## EXERCISE DESCRIPTION
Write out each line exactly as it stands, please.
======
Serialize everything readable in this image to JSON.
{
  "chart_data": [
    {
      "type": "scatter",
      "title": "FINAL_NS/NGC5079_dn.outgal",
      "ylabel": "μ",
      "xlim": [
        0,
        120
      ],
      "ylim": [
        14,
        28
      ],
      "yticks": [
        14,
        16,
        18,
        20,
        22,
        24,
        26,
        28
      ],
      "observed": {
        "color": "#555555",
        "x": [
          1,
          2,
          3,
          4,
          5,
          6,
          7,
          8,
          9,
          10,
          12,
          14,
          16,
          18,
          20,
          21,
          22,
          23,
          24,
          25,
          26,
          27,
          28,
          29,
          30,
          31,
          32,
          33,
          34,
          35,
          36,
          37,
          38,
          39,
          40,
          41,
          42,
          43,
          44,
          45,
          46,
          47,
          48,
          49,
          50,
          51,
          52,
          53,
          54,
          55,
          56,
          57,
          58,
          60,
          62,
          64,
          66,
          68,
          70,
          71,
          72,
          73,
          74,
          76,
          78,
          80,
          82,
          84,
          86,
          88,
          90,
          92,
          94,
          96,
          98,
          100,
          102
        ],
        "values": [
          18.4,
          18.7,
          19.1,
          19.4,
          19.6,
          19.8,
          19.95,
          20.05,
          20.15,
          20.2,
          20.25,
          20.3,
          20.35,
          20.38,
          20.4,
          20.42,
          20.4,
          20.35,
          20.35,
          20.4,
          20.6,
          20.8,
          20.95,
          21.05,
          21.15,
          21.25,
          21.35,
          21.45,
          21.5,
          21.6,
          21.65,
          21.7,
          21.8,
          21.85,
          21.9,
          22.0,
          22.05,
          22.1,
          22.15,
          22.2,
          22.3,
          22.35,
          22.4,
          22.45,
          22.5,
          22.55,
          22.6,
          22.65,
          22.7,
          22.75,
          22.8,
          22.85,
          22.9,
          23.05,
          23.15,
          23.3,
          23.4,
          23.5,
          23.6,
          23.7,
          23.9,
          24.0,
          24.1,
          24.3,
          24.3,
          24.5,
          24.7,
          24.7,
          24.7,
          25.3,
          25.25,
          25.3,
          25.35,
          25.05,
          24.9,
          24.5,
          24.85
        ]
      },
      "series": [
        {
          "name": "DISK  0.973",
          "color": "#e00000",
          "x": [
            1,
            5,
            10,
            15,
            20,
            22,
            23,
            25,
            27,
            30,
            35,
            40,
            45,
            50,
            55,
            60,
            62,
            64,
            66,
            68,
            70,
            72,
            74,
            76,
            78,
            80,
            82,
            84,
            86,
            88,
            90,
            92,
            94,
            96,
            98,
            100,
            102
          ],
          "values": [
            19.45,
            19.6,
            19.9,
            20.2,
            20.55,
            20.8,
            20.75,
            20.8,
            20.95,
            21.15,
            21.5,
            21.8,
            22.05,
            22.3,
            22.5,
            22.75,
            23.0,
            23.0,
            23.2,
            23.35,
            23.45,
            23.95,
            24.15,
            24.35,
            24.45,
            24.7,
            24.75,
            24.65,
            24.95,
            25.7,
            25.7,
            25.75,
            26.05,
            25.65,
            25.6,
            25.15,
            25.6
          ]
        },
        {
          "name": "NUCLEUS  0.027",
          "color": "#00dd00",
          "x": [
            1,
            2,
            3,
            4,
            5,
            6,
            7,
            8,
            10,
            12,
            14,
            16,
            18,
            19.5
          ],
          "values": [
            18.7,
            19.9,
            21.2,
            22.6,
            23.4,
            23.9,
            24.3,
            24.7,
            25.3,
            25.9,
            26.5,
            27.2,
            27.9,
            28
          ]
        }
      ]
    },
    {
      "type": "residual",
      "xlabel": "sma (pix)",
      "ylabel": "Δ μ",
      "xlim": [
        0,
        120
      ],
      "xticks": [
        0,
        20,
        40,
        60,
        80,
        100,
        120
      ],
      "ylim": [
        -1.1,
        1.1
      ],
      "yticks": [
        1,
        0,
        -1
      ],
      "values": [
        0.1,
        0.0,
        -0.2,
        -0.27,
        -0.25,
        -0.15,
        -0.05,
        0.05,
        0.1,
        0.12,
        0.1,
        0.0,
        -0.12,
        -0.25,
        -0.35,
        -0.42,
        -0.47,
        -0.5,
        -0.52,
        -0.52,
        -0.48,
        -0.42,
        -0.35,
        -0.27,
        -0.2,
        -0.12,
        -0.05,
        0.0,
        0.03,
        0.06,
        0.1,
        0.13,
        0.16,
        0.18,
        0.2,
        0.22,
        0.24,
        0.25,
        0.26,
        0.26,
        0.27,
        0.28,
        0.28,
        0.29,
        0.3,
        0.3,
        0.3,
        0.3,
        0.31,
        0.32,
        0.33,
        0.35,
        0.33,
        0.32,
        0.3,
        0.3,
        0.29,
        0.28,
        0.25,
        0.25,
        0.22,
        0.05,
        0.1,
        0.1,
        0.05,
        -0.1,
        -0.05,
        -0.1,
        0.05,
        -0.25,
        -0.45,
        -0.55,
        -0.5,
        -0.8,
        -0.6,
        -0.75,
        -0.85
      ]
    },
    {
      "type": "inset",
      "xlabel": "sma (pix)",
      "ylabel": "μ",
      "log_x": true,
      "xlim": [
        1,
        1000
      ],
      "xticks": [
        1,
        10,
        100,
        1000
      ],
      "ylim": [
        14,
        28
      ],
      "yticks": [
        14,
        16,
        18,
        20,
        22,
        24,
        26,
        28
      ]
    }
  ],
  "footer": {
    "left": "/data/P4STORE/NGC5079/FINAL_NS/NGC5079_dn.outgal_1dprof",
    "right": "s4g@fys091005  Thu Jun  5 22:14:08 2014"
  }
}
======
## EXERCISE RESPONSE
Serialize everything readable in this image to JSON.
{
  "chart_data": [
    {
      "type": "scatter",
      "title": "FINAL_NS/NGC5079_dn.outgal",
      "ylabel": "μ",
      "xlim": [
        0,
        120
      ],
      "ylim": [
        14,
        28
      ],
      "yticks": [
        14,
        16,
        18,
        20,
        22,
        24,
        26,
        28
      ],
      "observed": {
        "color": "#555555",
        "x": [
          1,
          2,
          3,
          4,
          5,
          6,
          7,
          8,
          9,
          10,
          12,
          14,
          16,
          18,
          20,
          21,
          22,
          23,
          24,
          25,
          26,
          27,
          28,
          29,
          30,
          31,
          32,
          33,
          34,
          35,
          36,
          37,
          38,
          39,
          40,
          41,
          42,
          43,
          44,
          45,
          46,
          47,
          48,
          49,
          50,
          51,
          52,
          53,
          54,
          55,
          56,
          57,
          58,
          60,
          62,
          64,
          66,
          68,
          70,
          71,
          72,
          73,
          74,
          76,
          78,
          80,
          82,
          84,
          86,
          88,
          90,
          92,
          94,
          96,
          98,
          100,
          102
        ],
        "values": [
          18.4,
          18.7,
          19.1,
          19.4,
          19.6,
          19.8,
          19.95,
          20.05,
          20.15,
          20.2,
          20.25,
          20.3,
          20.35,
          20.38,
          20.4,
          20.42,
          20.4,
          20.35,
          20.35,
          20.4,
          20.6,
          20.8,
          20.95,
          21.05,
          21.15,
          21.25,
          21.35,
          21.45,
          21.5,
          21.6,
          21.65,
          21.7,
          21.8,
          21.85,
          21.9,
          22.0,
          22.05,
          22.1,
          22.15,
          22.2,
          22.3,
          22.35,
          22.4,
          22.45,
          22.5,
          22.55,
          22.6,
          22.65,
          22.7,
          22.75,
          22.8,
          22.85,
          22.9,
          23.05,
          23.15,
          23.3,
          23.4,
          23.5,
          23.6,
          23.7,
          23.9,
          24.0,
          24.1,
          24.3,
          24.3,
          24.5,
          24.7,
          24.7,
          24.7,
          25.3,
          25.25,
          25.3,
          25.35,
          25.05,
          24.9,
          24.5,
          24.85
        ]
      },
      "series": [
        {
          "name": "DISK  0.973",
          "color": "#e00000",
          "x": [
            1,
            5,
            10,
            15,
            20,
            22,
            23,
            25,
            27,
            30,
            35,
            40,
            45,
            50,
            55,
            60,
            62,
            64,
            66,
            68,
            70,
            72,
            74,
            76,
            78,
            80,
            82,
            84,
            86,
            88,
            90,
            92,
            94,
            96,
            98,
            100,
            102
          ],
          "values": [
            19.45,
            19.6,
            19.9,
            20.2,
            20.55,
            20.8,
            20.75,
            20.8,
            20.95,
            21.15,
            21.5,
            21.8,
            22.05,
            22.3,
            22.5,
            22.75,
            23.0,
            23.0,
            23.2,
            23.35,
            23.45,
            23.95,
            24.15,
            24.35,
            24.45,
            24.7,
            24.75,
            24.65,
            24.95,
            25.7,
            25.7,
            25.75,
            26.05,
            25.65,
            25.6,
            25.15,
            25.6
          ]
        },
        {
          "name": "NUCLEUS  0.027",
          "color": "#00dd00",
          "x": [
            1,
            2,
            3,
            4,
            5,
            6,
            7,
            8,
            10,
            12,
            14,
            16,
            18,
            19.5
          ],
          "values": [
            18.7,
            19.9,
            21.2,
            22.6,
            23.4,
            23.9,
            24.3,
            24.7,
            25.3,
            25.9,
            26.5,
            27.2,
            27.9,
            28
          ]
        }
      ]
    },
    {
      "type": "residual",
      "xlabel": "sma (pix)",
      "ylabel": "Δ μ",
      "xlim": [
        0,
        120
      ],
      "xticks": [
        0,
        20,
        40,
        60,
        80,
        100,
        120
      ],
      "ylim": [
        -1.1,
        1.1
      ],
      "yticks": [
        1,
        0,
        -1
      ],
      "values": [
        0.1,
        0.0,
        -0.2,
        -0.27,
        -0.25,
        -0.15,
        -0.05,
        0.05,
        0.1,
        0.12,
        0.1,
        0.0,
        -0.12,
        -0.25,
        -0.35,
        -0.42,
        -0.47,
        -0.5,
        -0.52,
        -0.52,
        -0.48,
        -0.42,
        -0.35,
        -0.27,
        -0.2,
        -0.12,
        -0.05,
        0.0,
        0.03,
        0.06,
        0.1,
        0.13,
        0.16,
        0.18,
        0.2,
        0.22,
        0.24,
        0.25,
        0.26,
        0.26,
        0.27,
        0.28,
        0.28,
        0.29,
        0.3,
        0.3,
        0.3,
        0.3,
        0.31,
        0.32,
        0.33,
        0.35,
        0.33,
        0.32,
        0.3,
        0.3,
        0.29,
        0.28,
        0.25,
        0.25,
        0.22,
        0.05,
        0.1,
        0.1,
        0.05,
        -0.1,
        -0.05,
        -0.1,
        0.05,
        -0.25,
        -0.45,
        -0.55,
        -0.5,
        -0.8,
        -0.6,
        -0.75,
        -0.85
      ]
    },
    {
      "type": "inset",
      "xlabel": "sma (pix)",
      "ylabel": "μ",
      "log_x": true,
      "xlim": [
        1,
        1000
      ],
      "xticks": [
        1,
        10,
        100,
        1000
      ],
      "ylim": [
        14,
        28
      ],
      "yticks": [
        14,
        16,
        18,
        20,
        22,
        24,
        26,
        28
      ]
    }
  ],
  "footer": {
    "left": "/data/P4STORE/NGC5079/FINAL_NS/NGC5079_dn.outgal_1dprof",
    "right": "s4g@fys091005  Thu Jun  5 22:14:08 2014"
  }
}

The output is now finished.